§ Task prompt:
Only lines with the word "work" are needed; collect each of them from the listing below.

§ Extracted material:
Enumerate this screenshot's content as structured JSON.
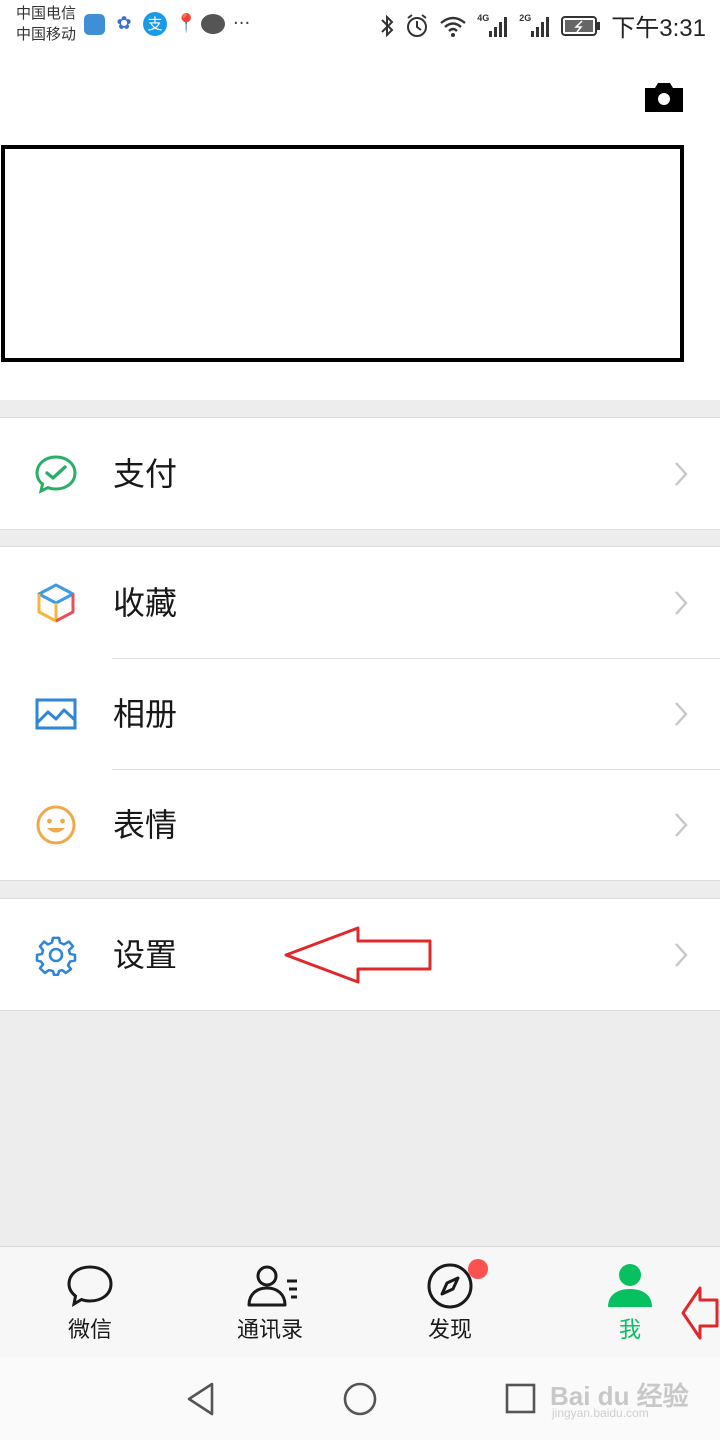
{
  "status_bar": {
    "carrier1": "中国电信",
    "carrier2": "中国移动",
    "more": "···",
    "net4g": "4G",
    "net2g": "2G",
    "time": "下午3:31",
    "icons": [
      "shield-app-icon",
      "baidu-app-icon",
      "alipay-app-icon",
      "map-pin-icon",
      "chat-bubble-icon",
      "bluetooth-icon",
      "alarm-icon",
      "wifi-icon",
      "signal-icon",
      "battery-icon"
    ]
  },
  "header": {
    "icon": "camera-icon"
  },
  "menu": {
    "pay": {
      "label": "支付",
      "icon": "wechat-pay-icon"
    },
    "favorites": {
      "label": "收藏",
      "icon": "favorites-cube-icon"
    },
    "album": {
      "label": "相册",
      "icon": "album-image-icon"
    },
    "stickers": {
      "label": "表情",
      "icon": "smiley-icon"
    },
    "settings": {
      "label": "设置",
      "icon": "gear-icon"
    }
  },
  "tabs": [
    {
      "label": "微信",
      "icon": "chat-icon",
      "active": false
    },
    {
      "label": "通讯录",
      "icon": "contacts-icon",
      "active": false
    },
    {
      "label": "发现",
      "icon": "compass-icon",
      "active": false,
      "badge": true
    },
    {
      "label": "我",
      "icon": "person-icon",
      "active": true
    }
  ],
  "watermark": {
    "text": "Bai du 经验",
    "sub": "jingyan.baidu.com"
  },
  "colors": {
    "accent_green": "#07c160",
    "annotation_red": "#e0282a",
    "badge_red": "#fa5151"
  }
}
==
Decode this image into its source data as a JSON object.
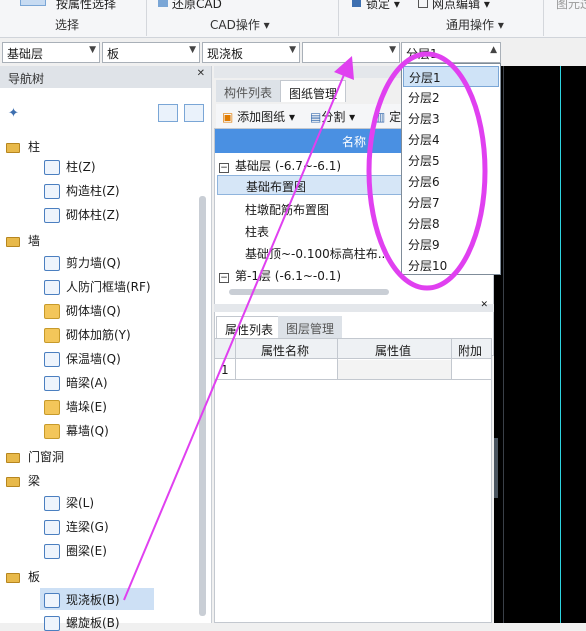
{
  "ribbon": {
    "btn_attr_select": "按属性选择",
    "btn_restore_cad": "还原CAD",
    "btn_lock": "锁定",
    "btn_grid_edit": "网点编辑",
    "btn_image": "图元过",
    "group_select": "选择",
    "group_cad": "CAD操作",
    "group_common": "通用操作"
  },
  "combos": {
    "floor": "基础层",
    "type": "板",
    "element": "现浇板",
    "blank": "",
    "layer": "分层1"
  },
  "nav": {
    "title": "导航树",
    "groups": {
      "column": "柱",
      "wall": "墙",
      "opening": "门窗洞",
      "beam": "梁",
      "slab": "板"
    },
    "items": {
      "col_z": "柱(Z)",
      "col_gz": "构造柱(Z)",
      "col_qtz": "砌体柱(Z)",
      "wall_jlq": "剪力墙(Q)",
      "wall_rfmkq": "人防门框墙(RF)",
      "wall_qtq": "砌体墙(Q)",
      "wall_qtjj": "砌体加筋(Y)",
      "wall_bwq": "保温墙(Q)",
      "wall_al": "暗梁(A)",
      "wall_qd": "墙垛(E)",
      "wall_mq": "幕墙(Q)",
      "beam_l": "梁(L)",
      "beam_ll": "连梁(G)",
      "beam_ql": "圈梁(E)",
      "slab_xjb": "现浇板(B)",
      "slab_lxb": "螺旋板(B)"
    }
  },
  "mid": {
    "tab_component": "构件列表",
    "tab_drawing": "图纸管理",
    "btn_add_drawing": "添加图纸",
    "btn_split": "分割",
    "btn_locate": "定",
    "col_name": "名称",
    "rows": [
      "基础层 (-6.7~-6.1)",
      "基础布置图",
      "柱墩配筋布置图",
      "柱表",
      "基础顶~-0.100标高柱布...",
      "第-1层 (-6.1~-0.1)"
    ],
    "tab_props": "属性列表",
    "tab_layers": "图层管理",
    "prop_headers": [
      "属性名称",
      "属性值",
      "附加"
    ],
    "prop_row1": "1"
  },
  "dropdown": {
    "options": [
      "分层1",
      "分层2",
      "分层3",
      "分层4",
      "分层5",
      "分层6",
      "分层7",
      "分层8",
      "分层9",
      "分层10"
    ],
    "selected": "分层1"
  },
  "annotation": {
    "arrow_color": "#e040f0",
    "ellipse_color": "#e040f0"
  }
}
---
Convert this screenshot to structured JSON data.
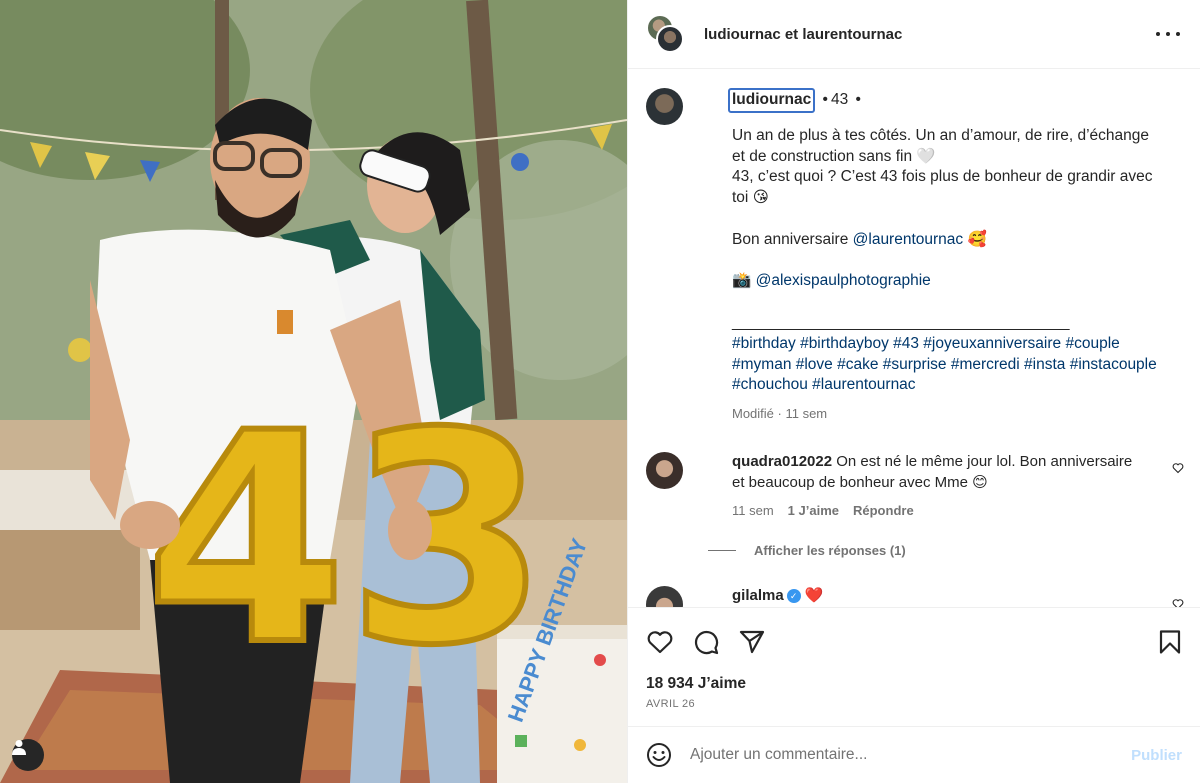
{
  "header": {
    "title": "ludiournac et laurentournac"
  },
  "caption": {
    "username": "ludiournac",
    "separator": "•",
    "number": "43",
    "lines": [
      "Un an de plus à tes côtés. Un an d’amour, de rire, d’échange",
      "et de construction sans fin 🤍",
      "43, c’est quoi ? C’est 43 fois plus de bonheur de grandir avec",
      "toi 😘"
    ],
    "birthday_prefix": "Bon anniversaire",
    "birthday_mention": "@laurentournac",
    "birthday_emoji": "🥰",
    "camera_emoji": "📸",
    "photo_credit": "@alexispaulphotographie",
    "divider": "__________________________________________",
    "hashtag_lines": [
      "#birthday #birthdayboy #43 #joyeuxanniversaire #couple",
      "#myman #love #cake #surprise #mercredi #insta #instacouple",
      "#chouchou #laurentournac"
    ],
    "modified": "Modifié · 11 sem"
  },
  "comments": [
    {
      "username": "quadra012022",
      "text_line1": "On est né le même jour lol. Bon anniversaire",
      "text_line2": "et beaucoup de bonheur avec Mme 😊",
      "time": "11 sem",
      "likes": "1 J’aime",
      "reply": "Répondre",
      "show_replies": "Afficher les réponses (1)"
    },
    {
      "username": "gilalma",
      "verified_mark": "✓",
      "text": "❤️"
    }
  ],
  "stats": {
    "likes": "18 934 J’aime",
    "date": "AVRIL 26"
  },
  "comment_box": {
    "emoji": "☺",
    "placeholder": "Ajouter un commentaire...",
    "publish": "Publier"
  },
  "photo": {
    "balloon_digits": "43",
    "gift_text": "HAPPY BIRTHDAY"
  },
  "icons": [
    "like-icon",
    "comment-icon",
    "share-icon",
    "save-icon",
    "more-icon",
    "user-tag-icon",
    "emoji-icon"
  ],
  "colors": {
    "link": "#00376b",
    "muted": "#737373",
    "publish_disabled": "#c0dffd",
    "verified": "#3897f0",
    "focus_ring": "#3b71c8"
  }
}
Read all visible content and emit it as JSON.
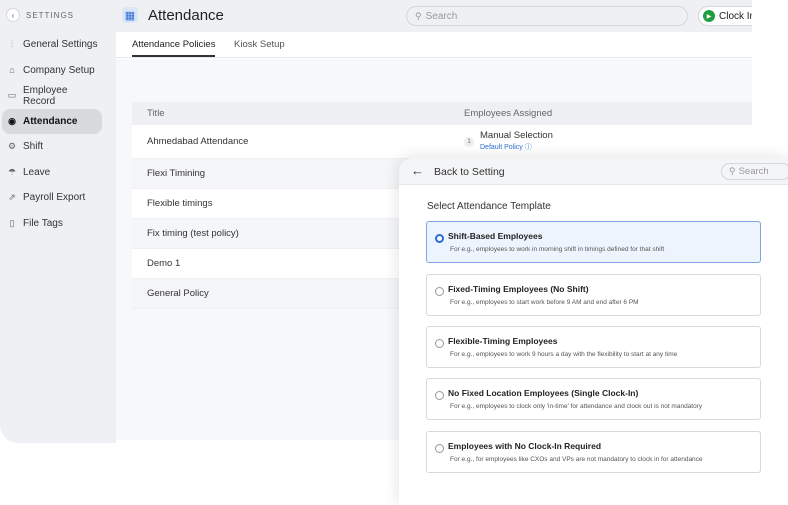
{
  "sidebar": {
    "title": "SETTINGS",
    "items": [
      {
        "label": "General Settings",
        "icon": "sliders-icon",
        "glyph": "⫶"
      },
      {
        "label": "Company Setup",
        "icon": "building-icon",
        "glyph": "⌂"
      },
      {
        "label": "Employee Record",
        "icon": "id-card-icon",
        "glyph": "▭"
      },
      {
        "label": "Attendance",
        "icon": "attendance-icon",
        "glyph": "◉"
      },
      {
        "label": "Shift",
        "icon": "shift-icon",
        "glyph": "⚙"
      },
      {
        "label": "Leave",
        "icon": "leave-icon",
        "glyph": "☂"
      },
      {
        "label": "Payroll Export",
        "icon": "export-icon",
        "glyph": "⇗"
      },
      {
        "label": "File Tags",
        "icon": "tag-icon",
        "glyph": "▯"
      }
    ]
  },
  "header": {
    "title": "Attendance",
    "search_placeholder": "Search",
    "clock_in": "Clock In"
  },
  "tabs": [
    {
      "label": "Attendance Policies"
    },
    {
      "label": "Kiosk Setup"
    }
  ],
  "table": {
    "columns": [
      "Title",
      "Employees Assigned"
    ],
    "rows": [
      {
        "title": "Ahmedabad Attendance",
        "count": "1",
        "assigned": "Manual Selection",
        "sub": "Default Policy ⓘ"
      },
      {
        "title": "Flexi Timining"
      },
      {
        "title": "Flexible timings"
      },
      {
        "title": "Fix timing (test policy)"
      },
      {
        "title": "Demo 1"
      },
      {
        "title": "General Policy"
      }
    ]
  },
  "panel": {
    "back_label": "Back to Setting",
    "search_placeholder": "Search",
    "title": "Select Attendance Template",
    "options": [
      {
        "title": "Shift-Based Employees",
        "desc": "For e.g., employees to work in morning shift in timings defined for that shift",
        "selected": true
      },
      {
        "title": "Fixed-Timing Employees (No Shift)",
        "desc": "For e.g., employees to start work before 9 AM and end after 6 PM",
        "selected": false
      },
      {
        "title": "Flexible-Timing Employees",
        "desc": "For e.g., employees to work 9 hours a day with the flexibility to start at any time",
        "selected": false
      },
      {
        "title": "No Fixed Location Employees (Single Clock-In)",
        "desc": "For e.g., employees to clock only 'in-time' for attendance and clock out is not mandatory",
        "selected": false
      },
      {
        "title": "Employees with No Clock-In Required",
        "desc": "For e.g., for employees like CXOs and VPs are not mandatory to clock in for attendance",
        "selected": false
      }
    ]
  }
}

§ Response:
        "desc": "For e.g., employees to work in morning shift in timings defined for that shift",
        "desc": "For e.g., employees to start work before 9 AM and end after 6 PM",
        "desc": "For e.g., employees to work 9 hours a day with the flexibility to start at any time",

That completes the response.